→ STATED TASK
All the data should come back exactly as it was given.

++++++++++++++++++++

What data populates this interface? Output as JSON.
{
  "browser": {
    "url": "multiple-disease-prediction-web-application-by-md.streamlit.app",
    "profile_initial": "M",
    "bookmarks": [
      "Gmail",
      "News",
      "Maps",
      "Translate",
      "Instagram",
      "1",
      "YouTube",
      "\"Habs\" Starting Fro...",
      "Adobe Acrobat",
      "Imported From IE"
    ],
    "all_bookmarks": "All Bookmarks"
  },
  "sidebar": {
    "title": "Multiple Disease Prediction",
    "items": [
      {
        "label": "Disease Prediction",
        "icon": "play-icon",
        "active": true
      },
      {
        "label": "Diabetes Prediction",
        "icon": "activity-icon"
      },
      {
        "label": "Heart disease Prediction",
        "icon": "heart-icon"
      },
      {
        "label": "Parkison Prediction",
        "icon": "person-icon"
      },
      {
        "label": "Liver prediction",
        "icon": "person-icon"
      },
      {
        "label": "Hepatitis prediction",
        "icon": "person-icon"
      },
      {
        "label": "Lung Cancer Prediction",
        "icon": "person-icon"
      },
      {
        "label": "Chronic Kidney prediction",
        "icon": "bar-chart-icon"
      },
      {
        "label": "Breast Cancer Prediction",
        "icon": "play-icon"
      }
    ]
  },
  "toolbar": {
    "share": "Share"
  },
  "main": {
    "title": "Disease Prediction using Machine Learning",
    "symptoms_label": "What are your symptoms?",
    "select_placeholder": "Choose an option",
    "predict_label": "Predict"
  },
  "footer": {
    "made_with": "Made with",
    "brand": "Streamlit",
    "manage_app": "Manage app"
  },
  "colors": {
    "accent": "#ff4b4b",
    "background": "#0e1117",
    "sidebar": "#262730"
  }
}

++++++++++++++++++++

→ CORRECT ANSWER
What data populates this interface? Output as JSON.
{
  "browser": {
    "url": "multiple-disease-prediction-web-application-by-md.streamlit.app",
    "profile_initial": "M",
    "bookmarks": [
      "Gmail",
      "News",
      "Maps",
      "Translate",
      "Instagram",
      "1",
      "YouTube",
      "\"Habs\" Starting Fro...",
      "Adobe Acrobat",
      "Imported From IE"
    ],
    "all_bookmarks": "All Bookmarks"
  },
  "sidebar": {
    "title": "Multiple Disease Prediction",
    "items": [
      {
        "label": "Disease Prediction",
        "icon": "play-icon",
        "active": true
      },
      {
        "label": "Diabetes Prediction",
        "icon": "activity-icon"
      },
      {
        "label": "Heart disease Prediction",
        "icon": "heart-icon"
      },
      {
        "label": "Parkison Prediction",
        "icon": "person-icon"
      },
      {
        "label": "Liver prediction",
        "icon": "person-icon"
      },
      {
        "label": "Hepatitis prediction",
        "icon": "person-icon"
      },
      {
        "label": "Lung Cancer Prediction",
        "icon": "person-icon"
      },
      {
        "label": "Chronic Kidney prediction",
        "icon": "bar-chart-icon"
      },
      {
        "label": "Breast Cancer Prediction",
        "icon": "play-icon"
      }
    ]
  },
  "toolbar": {
    "share": "Share"
  },
  "main": {
    "title": "Disease Prediction using Machine Learning",
    "symptoms_label": "What are your symptoms?",
    "select_placeholder": "Choose an option",
    "predict_label": "Predict"
  },
  "footer": {
    "made_with": "Made with",
    "brand": "Streamlit",
    "manage_app": "Manage app"
  },
  "colors": {
    "accent": "#ff4b4b",
    "background": "#0e1117",
    "sidebar": "#262730"
  }
}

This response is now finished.